Task data =
****************

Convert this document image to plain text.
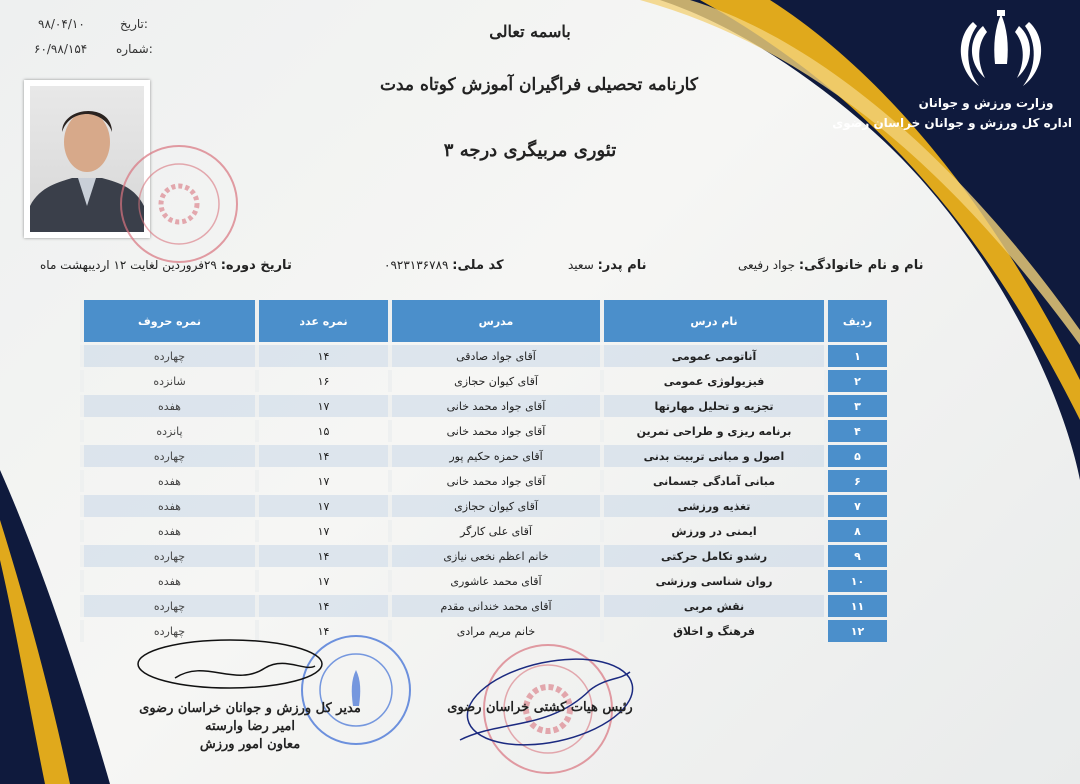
وزارت ورزش و جوانان
اداره کل ورزش و جوانان خراسان رضوی
باسمه تعالی
کارنامه تحصیلی فراگیران آموزش کوتاه مدت
تئوری مربیگری درجه ۳
۹۸/۰۴/۱۰	تاریخ:
۶۰/۹۸/۱۵۴ شماره:
نام و نام خانوادگی: جواد رفیعی
نام پدر: سعید
کد ملی: ۰۹۲۳۱۳۶۷۸۹
تاریخ دوره: ۲۹فروردین لغایت ۱۲ اردیبهشت ماه
ردیف	نام درس	مدرس	نمره عدد	نمره حروف
۱	آناتومی عمومی	آقای جواد صادقی	۱۴	چهارده
۲	فیزیولوژی عمومی	آقای کیوان حجازی	۱۶	شانزده
۳	تجزیه و تحلیل مهارتها	آقای جواد محمد خانی	۱۷	هفده
۴	برنامه ریزی و طراحی تمرین	آقای جواد محمد خانی	۱۵	پانزده
۵	اصول و مبانی تربیت بدنی	آقای حمزه حکیم پور	۱۴	چهارده
۶	مبانی آمادگی جسمانی	آقای جواد محمد خانی	۱۷	هفده
۷	تغذیه ورزشی	آقای کیوان حجازی	۱۷	هفده
۸	ایمنی در ورزش	آقای علی کارگر	۱۷	هفده
۹	رشدو تکامل حرکتی	خانم اعظم نخعی نیازی	۱۴	چهارده
۱۰	روان شناسی ورزشی	آقای محمد عاشوری	۱۷	هفده
۱۱	نقش مربی	آقای محمد خندانی مقدم	۱۴	چهارده
۱۲	فرهنگ و اخلاق	خانم مریم مرادی	۱۴	چهارده
مدیر کل ورزش و جوانان خراسان رضوی
امیر رضا وارسته
معاون امور ورزش
رئیس هیات کشتی خراسان رضوی
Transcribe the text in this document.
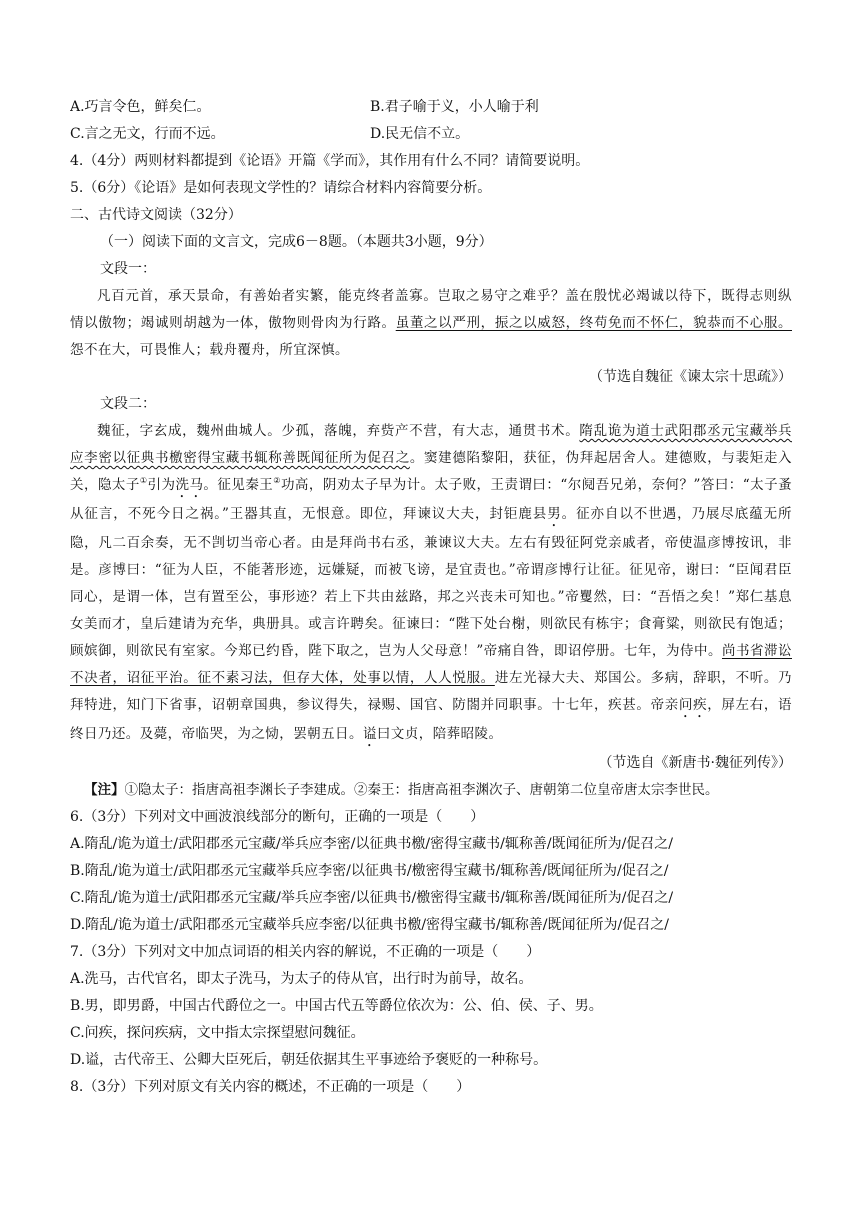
A.巧言令色，鲜矣仁。	B.君子喻于义，小人喻于利
C.言之无文，行而不远。	D.民无信不立。
4.（4分）两则材料都提到《论语》开篇《学而》，其作用有什么不同？请简要说明。
5.（6分）《论语》是如何表现文学性的？请综合材料内容简要分析。
二、古代诗文阅读（32分）
（一）阅读下面的文言文，完成6－8题。（本题共3小题，9分）
文段一：

凡百元首，承天景命，有善始者实繁，能克终者盖寡。岂取之易守之难乎？盖在殷忧必竭诚以待下，既得志则纵情以傲物；竭诚则胡越为一体，傲物则骨肉为行路。虽董之以严刑，振之以威怒，终苟免而不怀仁，貌恭而不心服。怨不在大，可畏惟人；载舟覆舟，所宜深慎。

（节选自魏征《谏太宗十思疏》）
文段二：

魏征，字玄成，魏州曲城人。少孤，落魄，弃赀产不营，有大志，通贯书术。隋乱诡为道士武阳郡丞元宝藏举兵应李密以征典书檄密得宝藏书辄称善既闻征所为促召之。窦建德陷黎阳，获征，伪拜起居舍人。建德败，与裴矩走入关，隐太子①引为洗马。征见秦王②功高，阴劝太子早为计。太子败，王责谓曰：“尔阋吾兄弟，奈何？”答曰：“太子蚤从征言，不死今日之祸。”王器其直，无恨意。即位，拜谏议大夫，封钜鹿县男。征亦自以不世遇，乃展尽底蕴无所隐，凡二百余奏，无不剀切当帝心者。由是拜尚书右丞，兼谏议大夫。左右有毁征阿党亲戚者，帝使温彦博按讯，非是。彦博曰：“征为人臣，不能著形迹，远嫌疑，而被飞谤，是宜责也。”帝谓彦博行让征。征见帝，谢曰：“臣闻君臣同心，是谓一体，岂有置至公，事形迹？若上下共由兹路，邦之兴丧未可知也。”帝矍然，曰：“吾悟之矣！”郑仁基息女美而才，皇后建请为充华，典册具。或言许聘矣。征谏曰：“陛下处台榭，则欲民有栋宇；食膏粱，则欲民有饱适；顾嫔御，则欲民有室家。今郑已约昏，陛下取之，岂为人父母意！”帝痛自咎，即诏停册。七年，为侍中。尚书省滞讼不决者，诏征平治。征不素习法，但存大体，处事以情，人人悦服。进左光禄大夫、郑国公。多病，辞职，不听。乃拜特进，知门下省事，诏朝章国典，参议得失，禄赐、国官、防閤并同职事。十七年，疾甚。帝亲问疾，屏左右，语终日乃还。及薨，帝临哭，为之恸，罢朝五日。谥曰文贞，陪葬昭陵。

（节选自《新唐书·魏征列传》）
【注】①隐太子：指唐高祖李渊长子李建成。②秦王：指唐高祖李渊次子、唐朝第二位皇帝唐太宗李世民。
6.（3分）下列对文中画波浪线部分的断句，正确的一项是（　　）
A.隋乱/诡为道士/武阳郡丞元宝藏/举兵应李密/以征典书檄/密得宝藏书/辄称善/既闻征所为/促召之/
B.隋乱/诡为道士/武阳郡丞元宝藏举兵应李密/以征典书/檄密得宝藏书/辄称善/既闻征所为/促召之/
C.隋乱/诡为道士/武阳郡丞元宝藏/举兵应李密/以征典书/檄密得宝藏书/辄称善/既闻征所为/促召之/
D.隋乱/诡为道士/武阳郡丞元宝藏举兵应李密/以征典书檄/密得宝藏书/辄称善/既闻征所为/促召之/
7.（3分）下列对文中加点词语的相关内容的解说，不正确的一项是（　　）
A.洗马，古代官名，即太子洗马，为太子的侍从官，出行时为前导，故名。
B.男，即男爵，中国古代爵位之一。中国古代五等爵位依次为：公、伯、侯、子、男。
C.问疾，探问疾病，文中指太宗探望慰问魏征。
D.谥，古代帝王、公卿大臣死后，朝廷依据其生平事迹给予褒贬的一种称号。
8.（3分）下列对原文有关内容的概述，不正确的一项是（　　）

****************

Task details = Count the lines of the material that include the word "خراسان", then report only the total.

Finished exercise = 3